Excerpt from a dataset
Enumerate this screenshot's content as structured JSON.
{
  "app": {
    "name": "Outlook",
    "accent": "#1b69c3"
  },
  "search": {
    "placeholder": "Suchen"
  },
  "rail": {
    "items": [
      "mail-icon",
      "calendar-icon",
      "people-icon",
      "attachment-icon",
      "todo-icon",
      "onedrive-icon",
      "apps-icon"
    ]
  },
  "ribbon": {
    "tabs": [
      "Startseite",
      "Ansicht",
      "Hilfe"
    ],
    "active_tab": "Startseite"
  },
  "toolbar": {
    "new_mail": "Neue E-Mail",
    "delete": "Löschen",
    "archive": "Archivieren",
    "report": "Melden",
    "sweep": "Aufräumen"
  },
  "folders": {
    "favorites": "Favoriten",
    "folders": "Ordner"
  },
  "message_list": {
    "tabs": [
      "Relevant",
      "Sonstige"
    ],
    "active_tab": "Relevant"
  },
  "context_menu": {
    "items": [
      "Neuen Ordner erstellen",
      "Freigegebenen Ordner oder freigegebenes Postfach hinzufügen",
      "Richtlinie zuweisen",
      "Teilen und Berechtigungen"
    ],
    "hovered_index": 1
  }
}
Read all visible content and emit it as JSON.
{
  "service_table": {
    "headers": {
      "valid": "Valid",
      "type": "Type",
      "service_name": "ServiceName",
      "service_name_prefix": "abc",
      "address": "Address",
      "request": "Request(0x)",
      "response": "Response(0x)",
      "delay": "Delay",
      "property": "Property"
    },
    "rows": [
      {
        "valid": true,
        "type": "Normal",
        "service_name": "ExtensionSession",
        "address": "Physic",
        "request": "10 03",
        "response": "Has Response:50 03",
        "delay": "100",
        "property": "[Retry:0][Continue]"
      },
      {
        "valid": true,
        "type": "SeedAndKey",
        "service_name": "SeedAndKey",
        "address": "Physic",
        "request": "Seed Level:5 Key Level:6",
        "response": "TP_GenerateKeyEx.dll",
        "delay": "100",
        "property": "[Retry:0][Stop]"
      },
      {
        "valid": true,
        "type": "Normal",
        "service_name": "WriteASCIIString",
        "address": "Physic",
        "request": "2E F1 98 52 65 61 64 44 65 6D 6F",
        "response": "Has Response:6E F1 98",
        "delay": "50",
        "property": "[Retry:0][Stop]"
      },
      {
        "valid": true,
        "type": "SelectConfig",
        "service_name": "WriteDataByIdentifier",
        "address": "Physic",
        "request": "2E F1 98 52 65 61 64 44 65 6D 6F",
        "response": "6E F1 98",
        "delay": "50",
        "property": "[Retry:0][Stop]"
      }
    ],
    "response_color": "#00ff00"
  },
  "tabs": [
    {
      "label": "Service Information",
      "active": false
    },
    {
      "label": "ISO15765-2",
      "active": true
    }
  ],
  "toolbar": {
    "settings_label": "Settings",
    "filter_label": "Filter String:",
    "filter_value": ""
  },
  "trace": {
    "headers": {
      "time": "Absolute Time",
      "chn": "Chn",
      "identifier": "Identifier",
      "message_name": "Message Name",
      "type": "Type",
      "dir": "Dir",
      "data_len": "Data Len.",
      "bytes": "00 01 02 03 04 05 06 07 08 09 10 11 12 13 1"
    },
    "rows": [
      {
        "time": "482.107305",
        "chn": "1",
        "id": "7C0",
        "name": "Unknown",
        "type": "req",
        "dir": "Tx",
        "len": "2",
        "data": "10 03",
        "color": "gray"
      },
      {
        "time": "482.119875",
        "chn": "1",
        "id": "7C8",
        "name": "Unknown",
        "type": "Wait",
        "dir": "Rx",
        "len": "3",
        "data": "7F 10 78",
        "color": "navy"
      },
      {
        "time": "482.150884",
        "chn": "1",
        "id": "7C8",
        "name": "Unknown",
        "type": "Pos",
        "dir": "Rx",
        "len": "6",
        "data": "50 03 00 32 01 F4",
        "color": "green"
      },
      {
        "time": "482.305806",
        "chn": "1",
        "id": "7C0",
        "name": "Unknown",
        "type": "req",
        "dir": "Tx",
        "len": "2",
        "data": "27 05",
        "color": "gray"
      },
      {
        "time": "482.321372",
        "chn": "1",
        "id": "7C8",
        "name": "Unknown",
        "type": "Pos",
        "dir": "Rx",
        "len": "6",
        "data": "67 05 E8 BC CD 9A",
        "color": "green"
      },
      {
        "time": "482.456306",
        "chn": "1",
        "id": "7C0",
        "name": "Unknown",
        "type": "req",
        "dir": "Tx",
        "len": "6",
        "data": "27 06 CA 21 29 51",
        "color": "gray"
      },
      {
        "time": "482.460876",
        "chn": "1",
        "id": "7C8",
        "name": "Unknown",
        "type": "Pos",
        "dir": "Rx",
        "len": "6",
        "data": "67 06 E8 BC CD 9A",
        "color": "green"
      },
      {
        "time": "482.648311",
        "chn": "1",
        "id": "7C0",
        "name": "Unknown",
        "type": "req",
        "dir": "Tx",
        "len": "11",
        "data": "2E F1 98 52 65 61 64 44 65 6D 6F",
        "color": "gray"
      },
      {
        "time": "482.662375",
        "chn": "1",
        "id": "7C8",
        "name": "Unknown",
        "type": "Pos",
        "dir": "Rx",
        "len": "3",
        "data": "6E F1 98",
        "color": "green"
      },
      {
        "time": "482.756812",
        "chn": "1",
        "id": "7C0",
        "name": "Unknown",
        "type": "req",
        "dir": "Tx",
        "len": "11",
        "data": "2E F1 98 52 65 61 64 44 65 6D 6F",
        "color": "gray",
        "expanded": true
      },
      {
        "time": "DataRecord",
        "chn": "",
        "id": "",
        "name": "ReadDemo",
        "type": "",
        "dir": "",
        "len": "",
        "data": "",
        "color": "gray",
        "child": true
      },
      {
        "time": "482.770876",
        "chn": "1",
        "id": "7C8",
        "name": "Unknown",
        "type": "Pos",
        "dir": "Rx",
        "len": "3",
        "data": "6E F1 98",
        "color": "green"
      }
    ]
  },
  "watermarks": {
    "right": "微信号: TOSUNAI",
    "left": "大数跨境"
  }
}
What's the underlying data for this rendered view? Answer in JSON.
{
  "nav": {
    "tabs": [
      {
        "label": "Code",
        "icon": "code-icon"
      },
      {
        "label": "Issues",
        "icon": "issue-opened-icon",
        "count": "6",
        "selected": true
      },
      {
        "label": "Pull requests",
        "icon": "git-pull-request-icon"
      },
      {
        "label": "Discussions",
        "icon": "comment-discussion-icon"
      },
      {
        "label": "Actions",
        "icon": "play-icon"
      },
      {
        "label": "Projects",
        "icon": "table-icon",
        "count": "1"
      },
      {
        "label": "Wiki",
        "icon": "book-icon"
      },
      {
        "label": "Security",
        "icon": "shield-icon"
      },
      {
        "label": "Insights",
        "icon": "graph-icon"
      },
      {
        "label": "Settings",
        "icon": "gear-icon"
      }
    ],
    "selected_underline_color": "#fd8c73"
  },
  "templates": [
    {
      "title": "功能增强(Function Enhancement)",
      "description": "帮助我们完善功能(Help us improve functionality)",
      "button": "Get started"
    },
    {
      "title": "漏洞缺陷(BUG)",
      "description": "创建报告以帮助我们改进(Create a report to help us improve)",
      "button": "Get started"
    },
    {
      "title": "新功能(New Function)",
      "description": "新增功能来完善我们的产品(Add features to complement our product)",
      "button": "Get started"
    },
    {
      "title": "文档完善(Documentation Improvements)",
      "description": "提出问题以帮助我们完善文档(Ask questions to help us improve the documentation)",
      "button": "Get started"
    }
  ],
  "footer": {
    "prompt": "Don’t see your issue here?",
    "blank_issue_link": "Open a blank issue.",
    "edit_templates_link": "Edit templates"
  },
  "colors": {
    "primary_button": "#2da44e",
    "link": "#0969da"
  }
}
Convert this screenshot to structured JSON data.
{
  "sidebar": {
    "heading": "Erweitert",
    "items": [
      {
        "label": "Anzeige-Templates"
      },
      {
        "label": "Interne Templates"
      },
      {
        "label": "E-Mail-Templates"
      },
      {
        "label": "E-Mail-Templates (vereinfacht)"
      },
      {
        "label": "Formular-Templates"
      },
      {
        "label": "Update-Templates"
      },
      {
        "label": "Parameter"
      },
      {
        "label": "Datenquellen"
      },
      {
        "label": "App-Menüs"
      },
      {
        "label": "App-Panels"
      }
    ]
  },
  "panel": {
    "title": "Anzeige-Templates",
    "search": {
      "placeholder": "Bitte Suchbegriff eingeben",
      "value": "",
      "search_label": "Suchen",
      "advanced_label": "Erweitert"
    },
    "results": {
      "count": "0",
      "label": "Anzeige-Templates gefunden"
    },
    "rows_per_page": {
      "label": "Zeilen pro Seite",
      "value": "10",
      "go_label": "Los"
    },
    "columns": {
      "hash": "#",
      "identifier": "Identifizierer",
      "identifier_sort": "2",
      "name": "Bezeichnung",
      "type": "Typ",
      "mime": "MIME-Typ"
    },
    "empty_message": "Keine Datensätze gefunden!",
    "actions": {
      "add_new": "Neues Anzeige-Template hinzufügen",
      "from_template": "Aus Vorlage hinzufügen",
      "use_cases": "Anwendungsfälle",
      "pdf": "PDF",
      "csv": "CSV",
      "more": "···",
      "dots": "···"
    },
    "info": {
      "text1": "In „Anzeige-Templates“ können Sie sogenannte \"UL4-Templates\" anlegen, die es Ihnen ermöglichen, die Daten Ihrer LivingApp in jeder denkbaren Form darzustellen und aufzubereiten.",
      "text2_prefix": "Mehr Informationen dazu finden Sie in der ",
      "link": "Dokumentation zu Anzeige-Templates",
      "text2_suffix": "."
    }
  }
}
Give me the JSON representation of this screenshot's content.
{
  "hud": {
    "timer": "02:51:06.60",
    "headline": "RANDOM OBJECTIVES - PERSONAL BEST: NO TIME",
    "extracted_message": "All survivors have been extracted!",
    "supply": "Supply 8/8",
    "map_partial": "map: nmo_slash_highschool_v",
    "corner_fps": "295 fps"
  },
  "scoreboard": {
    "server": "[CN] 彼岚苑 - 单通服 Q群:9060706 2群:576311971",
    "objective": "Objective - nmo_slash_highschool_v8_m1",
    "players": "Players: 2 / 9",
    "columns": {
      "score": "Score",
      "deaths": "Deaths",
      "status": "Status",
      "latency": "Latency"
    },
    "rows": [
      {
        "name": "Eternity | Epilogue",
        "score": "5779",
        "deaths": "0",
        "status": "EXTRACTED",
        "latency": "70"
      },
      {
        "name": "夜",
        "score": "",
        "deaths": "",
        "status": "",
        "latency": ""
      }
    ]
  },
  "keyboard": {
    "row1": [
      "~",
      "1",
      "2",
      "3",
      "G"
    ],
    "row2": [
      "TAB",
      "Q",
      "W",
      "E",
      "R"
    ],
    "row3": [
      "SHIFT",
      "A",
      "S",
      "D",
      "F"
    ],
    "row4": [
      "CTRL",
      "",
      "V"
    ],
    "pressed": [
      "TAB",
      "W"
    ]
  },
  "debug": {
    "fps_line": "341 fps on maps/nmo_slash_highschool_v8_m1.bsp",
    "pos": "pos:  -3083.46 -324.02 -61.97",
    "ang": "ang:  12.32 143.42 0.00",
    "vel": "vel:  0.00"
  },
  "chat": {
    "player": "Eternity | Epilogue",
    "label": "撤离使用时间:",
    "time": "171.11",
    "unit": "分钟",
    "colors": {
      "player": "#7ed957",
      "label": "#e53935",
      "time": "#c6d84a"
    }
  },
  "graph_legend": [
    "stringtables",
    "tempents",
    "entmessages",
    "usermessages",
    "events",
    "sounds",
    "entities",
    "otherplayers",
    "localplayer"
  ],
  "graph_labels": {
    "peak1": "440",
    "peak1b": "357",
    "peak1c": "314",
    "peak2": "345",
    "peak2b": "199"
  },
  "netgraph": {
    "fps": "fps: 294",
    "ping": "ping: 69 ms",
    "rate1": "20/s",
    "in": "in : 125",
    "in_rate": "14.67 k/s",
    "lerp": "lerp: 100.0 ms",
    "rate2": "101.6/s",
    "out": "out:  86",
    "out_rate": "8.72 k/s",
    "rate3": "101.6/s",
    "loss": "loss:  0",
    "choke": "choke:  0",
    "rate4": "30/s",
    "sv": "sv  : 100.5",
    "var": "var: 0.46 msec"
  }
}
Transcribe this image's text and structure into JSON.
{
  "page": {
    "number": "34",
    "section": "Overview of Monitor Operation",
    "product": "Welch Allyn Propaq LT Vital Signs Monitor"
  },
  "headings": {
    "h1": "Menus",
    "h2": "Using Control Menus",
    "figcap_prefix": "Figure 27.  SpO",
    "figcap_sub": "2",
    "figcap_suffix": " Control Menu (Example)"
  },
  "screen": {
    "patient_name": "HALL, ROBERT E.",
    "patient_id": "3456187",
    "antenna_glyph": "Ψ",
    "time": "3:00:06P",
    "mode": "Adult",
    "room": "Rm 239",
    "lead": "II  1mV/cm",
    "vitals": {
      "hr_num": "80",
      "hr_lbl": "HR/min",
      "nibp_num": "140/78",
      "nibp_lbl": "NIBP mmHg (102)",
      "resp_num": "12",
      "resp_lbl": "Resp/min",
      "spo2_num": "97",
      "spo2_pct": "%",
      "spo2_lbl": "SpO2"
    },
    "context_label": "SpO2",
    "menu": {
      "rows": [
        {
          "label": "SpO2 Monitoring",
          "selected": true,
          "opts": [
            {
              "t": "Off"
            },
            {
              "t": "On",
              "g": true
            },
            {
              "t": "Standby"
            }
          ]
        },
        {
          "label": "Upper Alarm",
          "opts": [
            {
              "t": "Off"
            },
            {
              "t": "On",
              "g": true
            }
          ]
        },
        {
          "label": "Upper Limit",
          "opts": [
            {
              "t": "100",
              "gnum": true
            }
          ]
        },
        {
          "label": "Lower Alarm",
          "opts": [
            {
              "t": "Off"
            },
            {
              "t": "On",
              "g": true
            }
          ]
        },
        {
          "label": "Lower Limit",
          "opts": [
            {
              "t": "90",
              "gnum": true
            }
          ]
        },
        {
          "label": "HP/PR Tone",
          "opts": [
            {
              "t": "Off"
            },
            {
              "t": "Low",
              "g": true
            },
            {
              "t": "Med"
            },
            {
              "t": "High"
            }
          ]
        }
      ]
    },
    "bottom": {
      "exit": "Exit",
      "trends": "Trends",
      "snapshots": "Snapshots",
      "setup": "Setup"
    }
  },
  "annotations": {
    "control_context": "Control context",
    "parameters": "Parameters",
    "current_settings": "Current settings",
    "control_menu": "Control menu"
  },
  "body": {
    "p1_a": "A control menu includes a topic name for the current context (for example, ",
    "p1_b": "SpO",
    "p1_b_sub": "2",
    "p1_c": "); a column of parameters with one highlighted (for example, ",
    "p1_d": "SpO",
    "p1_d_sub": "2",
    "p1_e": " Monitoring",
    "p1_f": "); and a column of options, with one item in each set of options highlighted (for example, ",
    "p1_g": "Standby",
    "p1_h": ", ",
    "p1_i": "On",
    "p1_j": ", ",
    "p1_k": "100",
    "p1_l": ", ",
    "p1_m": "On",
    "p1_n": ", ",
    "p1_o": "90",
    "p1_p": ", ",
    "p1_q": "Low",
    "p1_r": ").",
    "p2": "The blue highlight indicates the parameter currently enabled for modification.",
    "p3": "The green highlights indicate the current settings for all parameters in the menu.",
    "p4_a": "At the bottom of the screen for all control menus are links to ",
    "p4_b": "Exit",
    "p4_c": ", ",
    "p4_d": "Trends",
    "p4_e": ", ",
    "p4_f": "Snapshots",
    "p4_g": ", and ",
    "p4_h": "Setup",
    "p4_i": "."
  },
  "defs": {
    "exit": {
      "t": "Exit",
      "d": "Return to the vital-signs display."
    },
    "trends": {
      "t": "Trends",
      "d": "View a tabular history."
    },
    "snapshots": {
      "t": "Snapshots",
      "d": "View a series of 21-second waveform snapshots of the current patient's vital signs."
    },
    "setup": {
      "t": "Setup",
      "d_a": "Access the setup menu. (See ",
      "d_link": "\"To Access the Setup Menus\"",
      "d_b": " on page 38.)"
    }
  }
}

## DIRECTION
Find each line with the string "JSON" and copy it out.

## EXERCISE RESULT
Enumerate this screenshot's content as structured JSON.
Read all visible content and emit it as JSON.
What's the underlying data for this rendered view? Answer in JSON.
Convert this screenshot to structured JSON data.
Give me the JSON representation of this screenshot's content.
Transcribe this image's text and structure into JSON.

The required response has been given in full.